EXERCISE -> Identify the line with "Convert this document image to plain text."; copy word for word that line and every one after it, to the end of the listing. Exclude pictures.

■ ■ ■ ■

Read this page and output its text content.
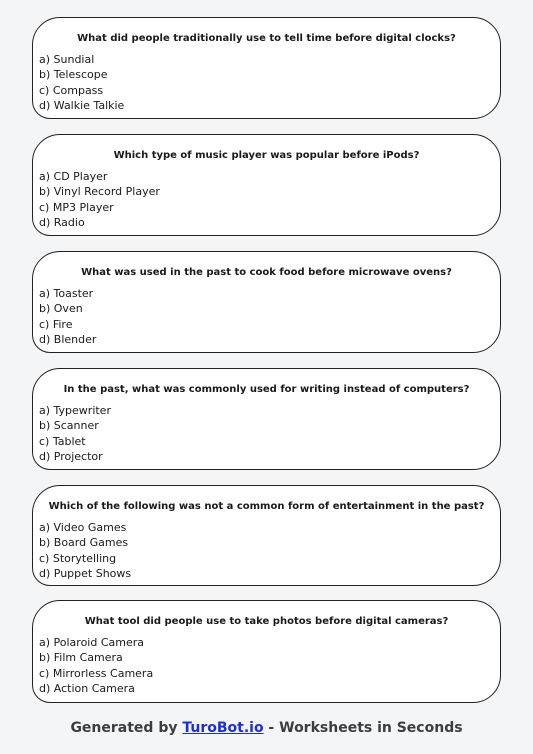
What did people traditionally use to tell time before digital clocks?
a) Sundial
b) Telescope
c) Compass
d) Walkie Talkie
Which type of music player was popular before iPods?
a) CD Player
b) Vinyl Record Player
c) MP3 Player
d) Radio
What was used in the past to cook food before microwave ovens?
a) Toaster
b) Oven
c) Fire
d) Blender
In the past, what was commonly used for writing instead of computers?
a) Typewriter
b) Scanner
c) Tablet
d) Projector
Which of the following was not a common form of entertainment in the past?
a) Video Games
b) Board Games
c) Storytelling
d) Puppet Shows
What tool did people use to take photos before digital cameras?
a) Polaroid Camera
b) Film Camera
c) Mirrorless Camera
d) Action Camera
Generated by TuroBot.io - Worksheets in Seconds
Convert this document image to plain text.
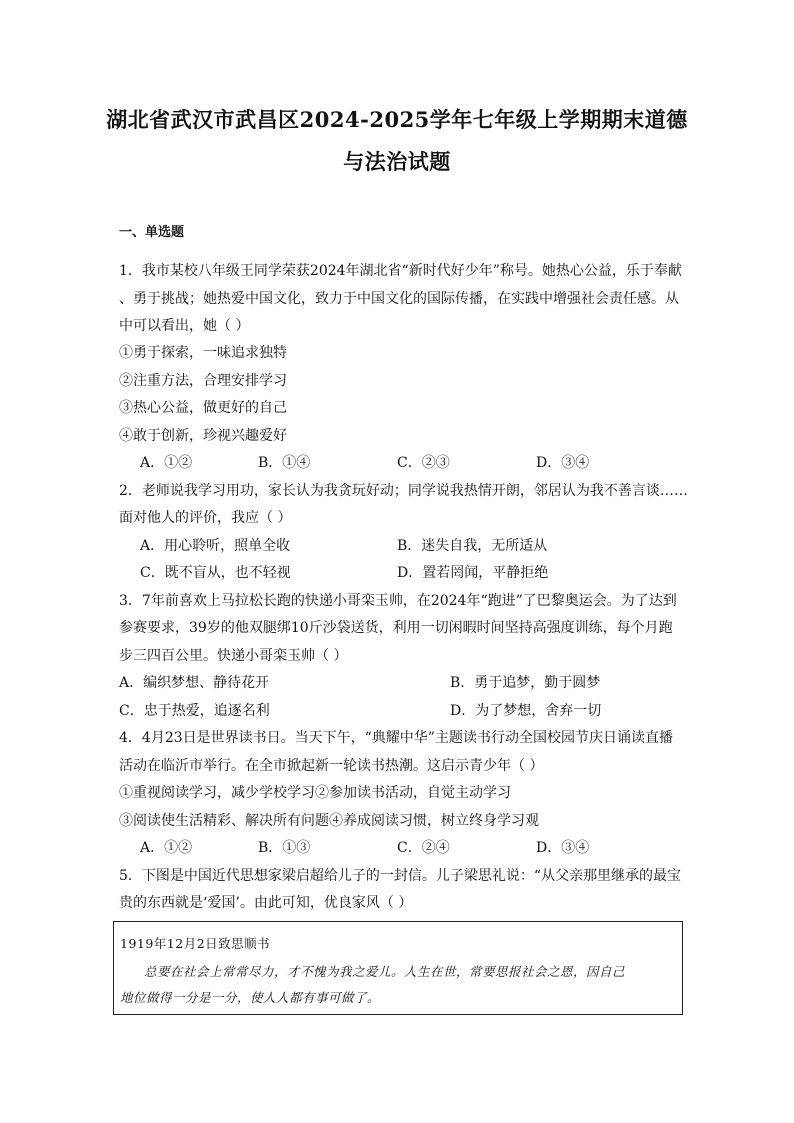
湖北省武汉市武昌区2024-2025学年七年级上学期期末道德
与法治试题
一、单选题
1．我市某校八年级王同学荣获2024年湖北省“新时代好少年”称号。她热心公益，乐于奉献
、勇于挑战；她热爱中国文化，致力于中国文化的国际传播，在实践中增强社会责任感。从
中可以看出，她（ ）
①勇于探索，一味追求独特
②注重方法，合理安排学习
③热心公益，做更好的自己
④敢于创新，珍视兴趣爱好
A．①②	B．①④	C．②③	D．③④
2．老师说我学习用功，家长认为我贪玩好动；同学说我热情开朗，邻居认为我不善言谈……
面对他人的评价，我应（ ）
A．用心聆听，照单全收	B．迷失自我，无所适从
C．既不盲从，也不轻视	D．置若罔闻，平静拒绝
3．7年前喜欢上马拉松长跑的快递小哥栾玉帅，在2024年“跑进”了巴黎奥运会。为了达到
参赛要求，39岁的他双腿绑10斤沙袋送货，利用一切闲暇时间坚持高强度训练，每个月跑
步三四百公里。快递小哥栾玉帅（ ）
A．编织梦想、静待花开	B．勇于追梦，勤于圆梦
C．忠于热爱，追逐名利	D．为了梦想，舍弃一切
4．4月23日是世界读书日。当天下午，“典耀中华”主题读书行动全国校园节庆日诵读直播
活动在临沂市举行。在全市掀起新一轮读书热潮。这启示青少年（ ）
①重视阅读学习，减少学校学习②参加读书活动，自觉主动学习
③阅读使生活精彩、解决所有问题④养成阅读习惯，树立终身学习观
A．①②	B．①③	C．②④	D．③④
5．下图是中国近代思想家梁启超给儿子的一封信。儿子梁思礼说：“从父亲那里继承的最宝
贵的东西就是‘爱国’。由此可知，优良家风（ ）
1919年12月2日致思顺书
总要在社会上常常尽力，才不愧为我之爱儿。人生在世，常要思报社会之恩，因自己
地位做得一分是一分，使人人都有事可做了。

■ ■ ■ ■

RESULT OF THE EXERCISE ->
Convert this document image to plain text.
湖北省武汉市武昌区2024-2025学年七年级上学期期末道德
与法治试题
一、单选题
1．我市某校八年级王同学荣获2024年湖北省“新时代好少年”称号。她热心公益，乐于奉献
、勇于挑战；她热爱中国文化，致力于中国文化的国际传播，在实践中增强社会责任感。从
中可以看出，她（ ）
①勇于探索，一味追求独特
②注重方法，合理安排学习
③热心公益，做更好的自己
④敢于创新，珍视兴趣爱好
A．①②	B．①④	C．②③	D．③④
2．老师说我学习用功，家长认为我贪玩好动；同学说我热情开朗，邻居认为我不善言谈……
面对他人的评价，我应（ ）
A．用心聆听，照单全收	B．迷失自我，无所适从
C．既不盲从，也不轻视	D．置若罔闻，平静拒绝
3．7年前喜欢上马拉松长跑的快递小哥栾玉帅，在2024年“跑进”了巴黎奥运会。为了达到
参赛要求，39岁的他双腿绑10斤沙袋送货，利用一切闲暇时间坚持高强度训练，每个月跑
步三四百公里。快递小哥栾玉帅（ ）
A．编织梦想、静待花开	B．勇于追梦，勤于圆梦
C．忠于热爱，追逐名利	D．为了梦想，舍弃一切
4．4月23日是世界读书日。当天下午，“典耀中华”主题读书行动全国校园节庆日诵读直播
活动在临沂市举行。在全市掀起新一轮读书热潮。这启示青少年（ ）
①重视阅读学习，减少学校学习②参加读书活动，自觉主动学习
③阅读使生活精彩、解决所有问题④养成阅读习惯，树立终身学习观
A．①②	B．①③	C．②④	D．③④
5．下图是中国近代思想家梁启超给儿子的一封信。儿子梁思礼说：“从父亲那里继承的最宝
贵的东西就是‘爱国’。由此可知，优良家风（ ）
1919年12月2日致思顺书
总要在社会上常常尽力，才不愧为我之爱儿。人生在世，常要思报社会之恩，因自己
地位做得一分是一分，使人人都有事可做了。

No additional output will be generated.